### WORK INSTRUCTIONS
**a)** Sum up the text on Spark RDD operations in three sentences.
**b)** Pick up the text on Spark RDD operations right after its last sentence and keep it going.

### QUOTED TEXT
Once we have created an RDD, we have a distributed collection of records that we can manipulate. In Spark’s programming model, operations are split into transformations and actions. Generally speaking, a transformation operation applies some function to all the records in the dataset, changing the records in some way. An action typically runs some computation or aggregation operation and returns the result to the driver program where SparkContext is running.
Spark operations are functional in style. For programmers familiar with functional programming in Scala or Python, these operations should seem natural. For those without experience in functional programming, don’t worry; the Spark API is relatively easy to learn.
One of the most common transformations that you will use in Spark programs is the map operator. This applies a function to each record of an RDD, thus mapping the input to some new output. For example, the following code fragment takes the RDD we created from a local text file and applies the size function to each record in the RDD. Remember that we created an RDD of Strings. Using map, we can transform each string to an integer, thus returning an RDD of Ints:
val intsFromStringsRDD = rddFromTextFile.map(line => line.size)
You should see output similar to the following line in your shell; this indicates the type of the RDD:
intsFromStringsRDD: org.apache.spark.rdd.RDD[Int] = MappedRDD at map at <console>:14
In the preceding code, we saw the => syntax used. This is the Scala syntax for an anonymous function, which is a function that is not a named method (that is, one defined using the def keyword in Scala or Python, for example).
The line => line.size syntax means that we are applying a function where the input variable is to the left of the => operator, and the output is the result of the code to the right of the => operator. In this case, the input is line, and the output is the result of calling line.size. In Scala, this function that maps a string to an integer is expressed as String => Int.
This syntax saves us from having to separately define functions every time we use methods such as map; this is useful when the function is simple and will only be used once, as in this example.

Items from a dataset:
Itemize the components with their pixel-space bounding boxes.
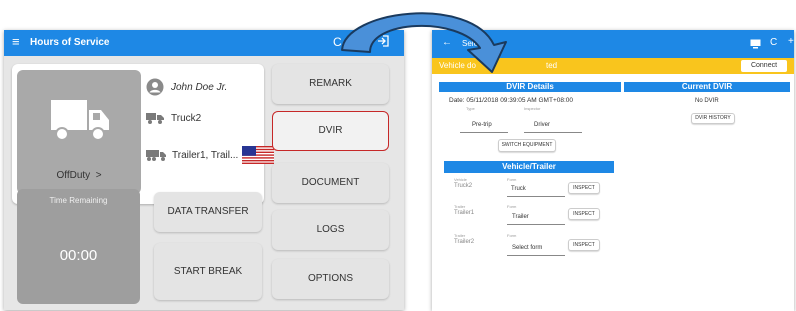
- driver-row: John Doe Jr.: [146, 78, 227, 96]
- dvir-history-button[interactable]: DVIR HISTORY: [691, 113, 735, 124]
- truck-small-icon: [146, 113, 164, 124]
- row-form-underline: [507, 224, 565, 225]
- duty-status[interactable]: OffDuty >: [17, 170, 141, 181]
- row-name: Truck2: [454, 183, 473, 189]
- row-form-label: Form: [507, 233, 517, 238]
- no-dvir-text: No DVIR: [695, 98, 719, 104]
- dvir-button[interactable]: DVIR: [272, 111, 389, 151]
- app-title: Hours of Service: [30, 37, 110, 48]
- inspector-select[interactable]: Driver: [534, 122, 550, 128]
- logs-button[interactable]: LOGS: [272, 210, 389, 250]
- connect-button[interactable]: Connect: [741, 60, 787, 72]
- truck-icon: [51, 100, 109, 141]
- type-select[interactable]: Pre-trip: [472, 122, 492, 128]
- row-form-label: Form: [507, 204, 517, 209]
- account-icon: [146, 78, 164, 96]
- row-form-select[interactable]: Select form: [512, 245, 542, 251]
- duty-status-label: OffDuty: [56, 170, 91, 181]
- inspect-button[interactable]: INSPECT: [568, 208, 600, 220]
- type-label: Type: [466, 106, 475, 111]
- status-box[interactable]: OffDuty >: [17, 70, 141, 194]
- truck-row: Truck2: [146, 112, 201, 124]
- row-form-underline: [507, 255, 565, 256]
- monitor-icon[interactable]: [750, 39, 761, 49]
- trailer-names: Trailer1, Trail...: [172, 149, 239, 161]
- curved-arrow-annotation: [341, 12, 507, 73]
- us-flag-icon: [242, 146, 275, 164]
- add-icon[interactable]: +: [788, 36, 794, 47]
- inspector-label: Inspector: [524, 106, 541, 111]
- type-underline: [460, 132, 508, 133]
- data-transfer-button[interactable]: DATA TRANSFER: [154, 192, 262, 232]
- chevron-right-icon: >: [95, 170, 102, 181]
- trailer-icon: [146, 149, 166, 161]
- time-remaining-box: Time Remaining 00:00: [17, 189, 140, 304]
- document-button[interactable]: DOCUMENT: [272, 163, 389, 203]
- banner-text-tail: ted: [546, 61, 558, 70]
- inspector-underline: [524, 132, 582, 133]
- row-kind: Trailer: [454, 233, 466, 238]
- row-form-select[interactable]: Truck: [511, 186, 526, 192]
- vehicle-trailer-header: Vehicle/Trailer: [444, 161, 614, 173]
- truck-name: Truck2: [171, 112, 202, 124]
- time-remaining-label: Time Remaining: [49, 196, 108, 205]
- refresh-icon[interactable]: C: [770, 37, 777, 48]
- trailer-row: Trailer1, Trail...: [146, 146, 275, 164]
- row-form-select[interactable]: Trailer: [512, 214, 529, 220]
- inspect-button[interactable]: INSPECT: [568, 239, 600, 251]
- current-dvir-header: Current DVIR: [624, 82, 790, 92]
- hamburger-icon[interactable]: ≡: [12, 35, 20, 49]
- switch-equipment-button[interactable]: SWITCH EQUIPMENT: [498, 139, 556, 152]
- row-form-label: Form: [507, 177, 517, 182]
- time-remaining-value: 00:00: [59, 247, 98, 264]
- row-kind: Vehicle: [454, 177, 467, 182]
- row-name: Trailer2: [454, 239, 475, 245]
- inspect-button[interactable]: INSPECT: [568, 182, 600, 194]
- row-kind: Trailer: [454, 204, 466, 209]
- start-break-button[interactable]: START BREAK: [154, 243, 262, 300]
- driver-name: John Doe Jr.: [171, 81, 228, 93]
- row-name: Trailer1: [454, 210, 475, 216]
- row-form-underline: [507, 196, 565, 197]
- options-button[interactable]: OPTIONS: [272, 259, 389, 299]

### ANSWERS PROVIDED
**a)** Spark splits operations on an RDD into transformations, which apply a function to every record, and actions, which run a computation and return the result to the driver program. The map operator is a common transformation that applies a function to each record, such as turning an RDD of Strings into an RDD of Ints with line => line.size. The => syntax is Scala's way of writing an anonymous function, which saves defining a separate named function when the function is simple and used only once.

**b)**
Now, we can apply a common action operation, count, to return the number of records in our RDD:
The result should look something like the following console output:
14/01/29 23:28:28 INFO SparkContext: Starting job: count at <console>:17
14/01/29 23:28:28 INFO SparkContext: Job finished: count at <console>:17, took 0.019227 s
res4: Long = 398
Perhaps we want to find the average length of each line in this text file. We can first use the sum function to add up all the lengths of all the records and then divide the sum by the number of records:
val sumOfRecords = intsFromStringsRDD.sum
val numRecords = intsFromStringsRDD.count
val aveLengthOfRecord = sumOfRecords / numRecords
The result will be as follows:
aveLengthOfRecord: Double = 52.06030150753769
Spark operations, in most cases, return a new RDD, with the exception of most actions, which return the result of a computation (such as Long for count and Double for sum in the preceding example). This means that we can naturally chain together operations to make our program flow more concise and expressive. For example, the same result as the one in the preceding line of code can be achieved using the following code:
val aveLengthOfRecordChained = rddFromTextFile.map(line => line.size).sum / rddFromTextFile.count
An important point to note is that Spark transformations are lazy. That is, invoking a transformation on an RDD does not immediately trigger a computation. Instead, transformations are chained together and are effectively only computed when an action is called. This allows Spark to be more efficient by only returning results to the driver when necessary so that the majority of operations are performed in parallel on the cluster.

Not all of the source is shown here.